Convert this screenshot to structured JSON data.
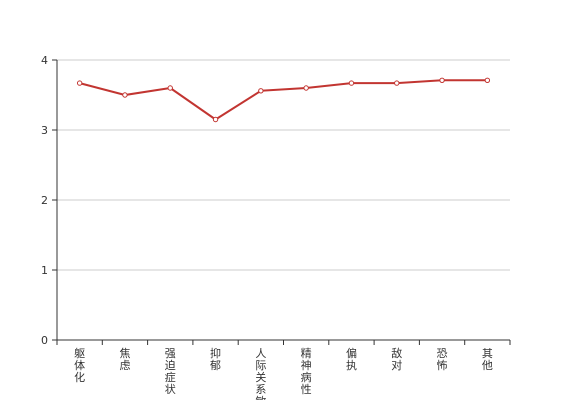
{
  "chart_data": {
    "type": "line",
    "categories": [
      "躯体化",
      "焦虑",
      "强迫症状",
      "抑郁",
      "人际关系敏感",
      "精神病性",
      "偏执",
      "敌对",
      "恐怖",
      "其他"
    ],
    "series": [
      {
        "values": [
          3.67,
          3.5,
          3.6,
          3.15,
          3.56,
          3.6,
          3.67,
          3.67,
          3.71,
          3.71
        ]
      }
    ],
    "ylim": [
      0,
      4
    ],
    "yticks": [
      0,
      1,
      2,
      3,
      4
    ],
    "grid": true,
    "line_color": "#c23531",
    "title": "",
    "xlabel": "",
    "ylabel": ""
  }
}
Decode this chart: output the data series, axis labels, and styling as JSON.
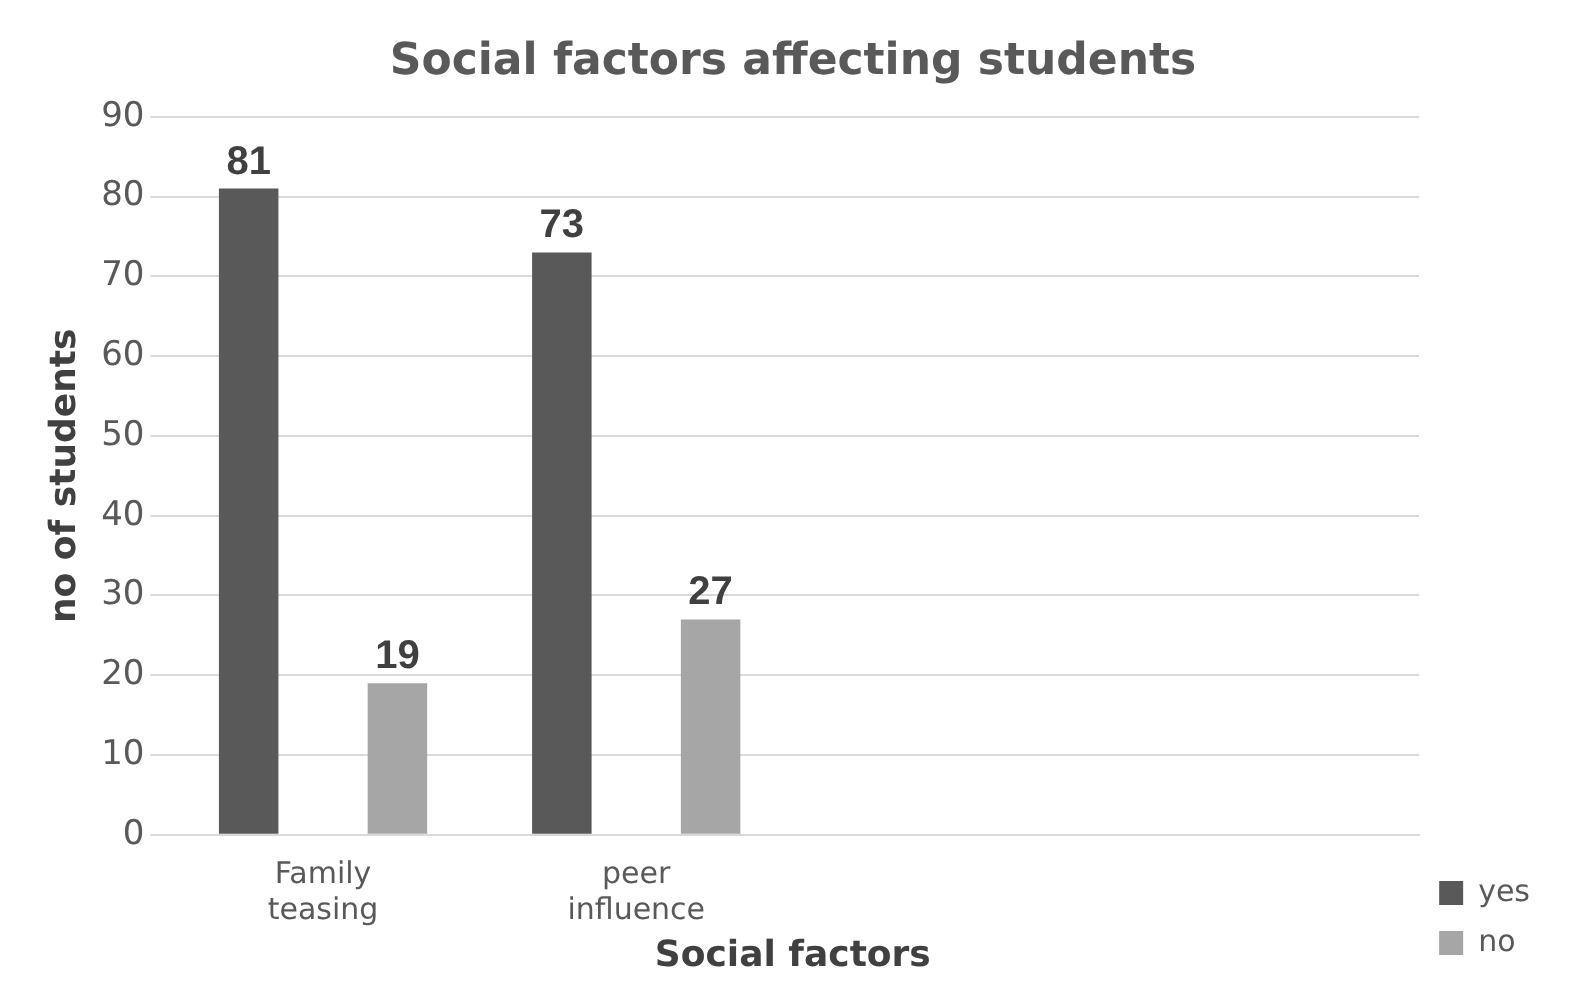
{
  "chart_data": {
    "type": "bar",
    "title": "Social factors affecting students",
    "xlabel": "Social factors",
    "ylabel": "no of students",
    "categories": [
      "Family teasing",
      "peer influence",
      null,
      null
    ],
    "series": [
      {
        "name": "yes",
        "color": "#595959",
        "values": [
          81,
          73,
          null,
          null
        ]
      },
      {
        "name": "no",
        "color": "#a6a6a6",
        "values": [
          19,
          27,
          null,
          null
        ]
      }
    ],
    "ylim": [
      0,
      90
    ],
    "yticks": [
      0,
      10,
      20,
      30,
      40,
      50,
      60,
      70,
      80,
      90
    ],
    "grid": "y",
    "legend": "bottom right",
    "data_labels": true
  }
}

==================================================

▸ PROMPT
Your copy should hold every record word for word and none of the pictures.

▸ RIGHT ANSWER
Convert this screenshot to structured JSON data.
{
  "chart_data": {
    "type": "line",
    "categories": [
      "躯体化",
      "焦虑",
      "强迫症状",
      "抑郁",
      "人际关系敏感",
      "精神病性",
      "偏执",
      "敌对",
      "恐怖",
      "其他"
    ],
    "series": [
      {
        "values": [
          3.67,
          3.5,
          3.6,
          3.15,
          3.56,
          3.6,
          3.67,
          3.67,
          3.71,
          3.71
        ]
      }
    ],
    "ylim": [
      0,
      4
    ],
    "yticks": [
      0,
      1,
      2,
      3,
      4
    ],
    "grid": true,
    "line_color": "#c23531",
    "title": "",
    "xlabel": "",
    "ylabel": ""
  }
}
Decode this chart: output the data series, axis labels, and styling as JSON.
{
  "chart_data": {
    "type": "bar",
    "title": "Social factors affecting students",
    "xlabel": "Social factors",
    "ylabel": "no of students",
    "categories": [
      "Family teasing",
      "peer influence",
      null,
      null
    ],
    "series": [
      {
        "name": "yes",
        "color": "#595959",
        "values": [
          81,
          73,
          null,
          null
        ]
      },
      {
        "name": "no",
        "color": "#a6a6a6",
        "values": [
          19,
          27,
          null,
          null
        ]
      }
    ],
    "ylim": [
      0,
      90
    ],
    "yticks": [
      0,
      10,
      20,
      30,
      40,
      50,
      60,
      70,
      80,
      90
    ],
    "grid": "y",
    "legend": "bottom right",
    "data_labels": true
  }
}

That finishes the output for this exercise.